> [RECORDS]:
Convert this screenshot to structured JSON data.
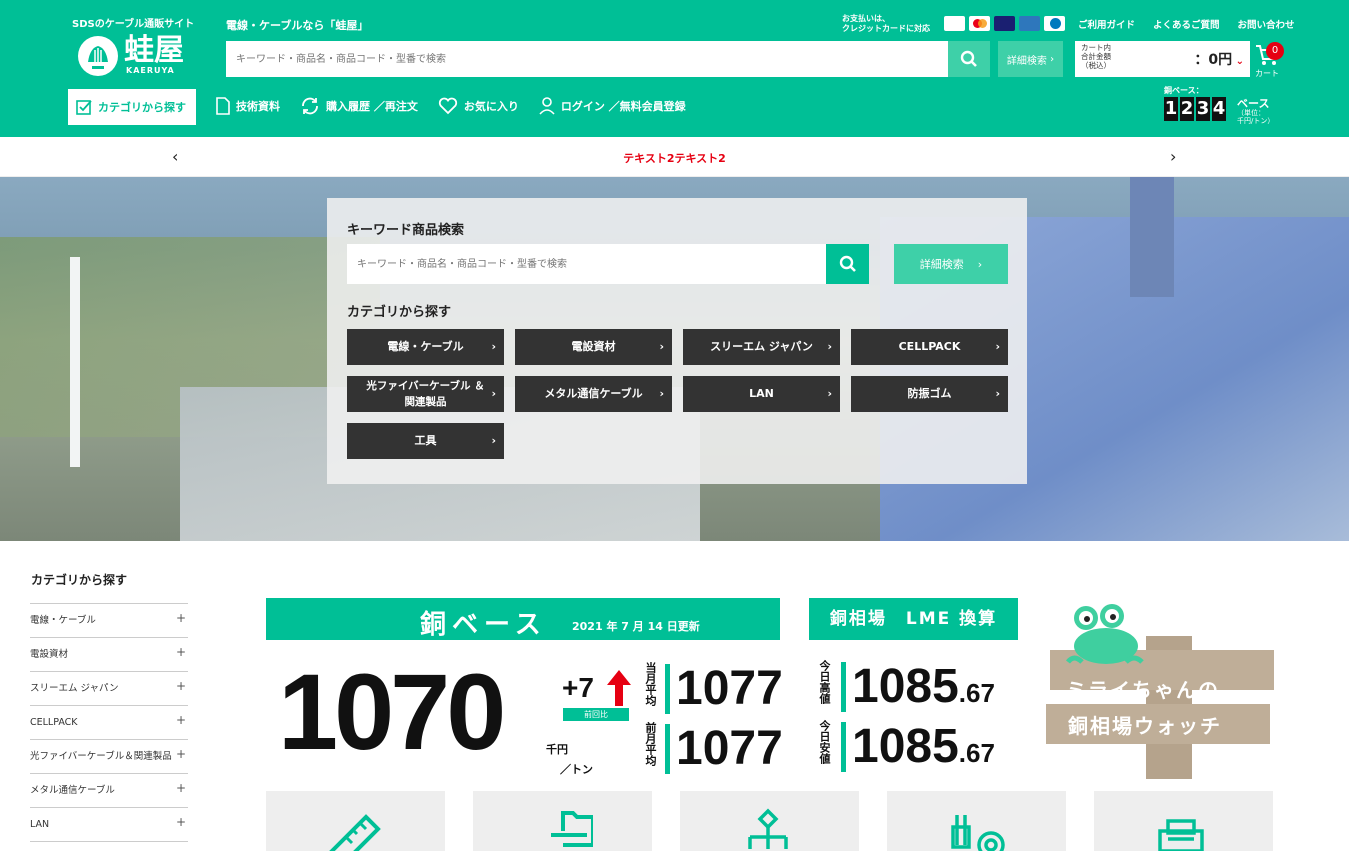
{
  "header": {
    "logo_tag": "SDSのケーブル通販サイト",
    "logo_name": "蛙屋",
    "logo_sub": "KAERUYA",
    "tagline": "電線・ケーブルなら「蛙屋」",
    "search_placeholder": "キーワード・商品名・商品コード・型番で検索",
    "detail_search": "詳細検索",
    "payment_label_1": "お支払いは、",
    "payment_label_2": "クレジットカードに対応",
    "links": [
      "ご利用ガイド",
      "よくあるご質問",
      "お問い合わせ"
    ],
    "cart": {
      "label_1": "カート内",
      "label_2": "合計金額",
      "label_3": "（税込）",
      "amount": "：0円",
      "count": "0",
      "caption": "カート"
    },
    "nav_category": "カテゴリから探す",
    "nav": [
      "技術資料",
      "購入履歴 ／再注文",
      "お気に入り",
      "ログイン ／無料会員登録"
    ],
    "copper": {
      "label": "銅ベース：",
      "digits": [
        "1",
        "2",
        "3",
        "4"
      ],
      "base": "ベース",
      "unit_1": "（単位：",
      "unit_2": "千円/トン）"
    }
  },
  "notice": {
    "text": "テキスト2テキスト2"
  },
  "hero_panel": {
    "keyword_title": "キーワード商品検索",
    "search_placeholder": "キーワード・商品名・商品コード・型番で検索",
    "detail_search": "詳細検索",
    "category_title": "カテゴリから探す",
    "categories": [
      "電線・ケーブル",
      "電設資材",
      "スリーエム ジャパン",
      "CELLPACK",
      "光ファイバーケーブル ＆関連製品",
      "メタル通信ケーブル",
      "LAN",
      "防振ゴム",
      "工具"
    ]
  },
  "sidebar": {
    "title": "カテゴリから探す",
    "items": [
      "電線・ケーブル",
      "電設資材",
      "スリーエム ジャパン",
      "CELLPACK",
      "光ファイバーケーブル＆関連製品",
      "メタル通信ケーブル",
      "LAN"
    ]
  },
  "copper_base": {
    "title": "銅ベース",
    "updated": "2021 年 7 月 14 日更新",
    "value": "1070",
    "delta": "+7",
    "delta_label": "前回比",
    "unit_1": "千円",
    "unit_2": "／トン",
    "this_month_label": "当月平均",
    "this_month": "1077",
    "last_month_label": "前月平均",
    "last_month": "1077"
  },
  "lme": {
    "title": "銅相場　LME 換算",
    "high_label": "今日高値",
    "high_int": "1085",
    "high_dec": ".67",
    "low_label": "今日安値",
    "low_int": "1085",
    "low_dec": ".67"
  },
  "mirai": {
    "line_1": "ミライちゃんの",
    "line_2": "銅相場ウォッチ"
  },
  "colors": {
    "brand": "#00bf96",
    "accent_red": "#e60012",
    "dark_button": "#333333"
  }
}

> [AIM OF THE EXERCISE]: Make an exact copy of the data above, pictures excluded.

> [SOLUTION TO THE PROBLEM]:
Convert this screenshot to structured JSON data.
{
  "header": {
    "logo_tag": "SDSのケーブル通販サイト",
    "logo_name": "蛙屋",
    "logo_sub": "KAERUYA",
    "tagline": "電線・ケーブルなら「蛙屋」",
    "search_placeholder": "キーワード・商品名・商品コード・型番で検索",
    "detail_search": "詳細検索",
    "payment_label_1": "お支払いは、",
    "payment_label_2": "クレジットカードに対応",
    "links": [
      "ご利用ガイド",
      "よくあるご質問",
      "お問い合わせ"
    ],
    "cart": {
      "label_1": "カート内",
      "label_2": "合計金額",
      "label_3": "（税込）",
      "amount": "：0円",
      "count": "0",
      "caption": "カート"
    },
    "nav_category": "カテゴリから探す",
    "nav": [
      "技術資料",
      "購入履歴 ／再注文",
      "お気に入り",
      "ログイン ／無料会員登録"
    ],
    "copper": {
      "label": "銅ベース：",
      "digits": [
        "1",
        "2",
        "3",
        "4"
      ],
      "base": "ベース",
      "unit_1": "（単位：",
      "unit_2": "千円/トン）"
    }
  },
  "notice": {
    "text": "テキスト2テキスト2"
  },
  "hero_panel": {
    "keyword_title": "キーワード商品検索",
    "search_placeholder": "キーワード・商品名・商品コード・型番で検索",
    "detail_search": "詳細検索",
    "category_title": "カテゴリから探す",
    "categories": [
      "電線・ケーブル",
      "電設資材",
      "スリーエム ジャパン",
      "CELLPACK",
      "光ファイバーケーブル ＆関連製品",
      "メタル通信ケーブル",
      "LAN",
      "防振ゴム",
      "工具"
    ]
  },
  "sidebar": {
    "title": "カテゴリから探す",
    "items": [
      "電線・ケーブル",
      "電設資材",
      "スリーエム ジャパン",
      "CELLPACK",
      "光ファイバーケーブル＆関連製品",
      "メタル通信ケーブル",
      "LAN"
    ]
  },
  "copper_base": {
    "title": "銅ベース",
    "updated": "2021 年 7 月 14 日更新",
    "value": "1070",
    "delta": "+7",
    "delta_label": "前回比",
    "unit_1": "千円",
    "unit_2": "／トン",
    "this_month_label": "当月平均",
    "this_month": "1077",
    "last_month_label": "前月平均",
    "last_month": "1077"
  },
  "lme": {
    "title": "銅相場　LME 換算",
    "high_label": "今日高値",
    "high_int": "1085",
    "high_dec": ".67",
    "low_label": "今日安値",
    "low_int": "1085",
    "low_dec": ".67"
  },
  "mirai": {
    "line_1": "ミライちゃんの",
    "line_2": "銅相場ウォッチ"
  },
  "colors": {
    "brand": "#00bf96",
    "accent_red": "#e60012",
    "dark_button": "#333333"
  }
}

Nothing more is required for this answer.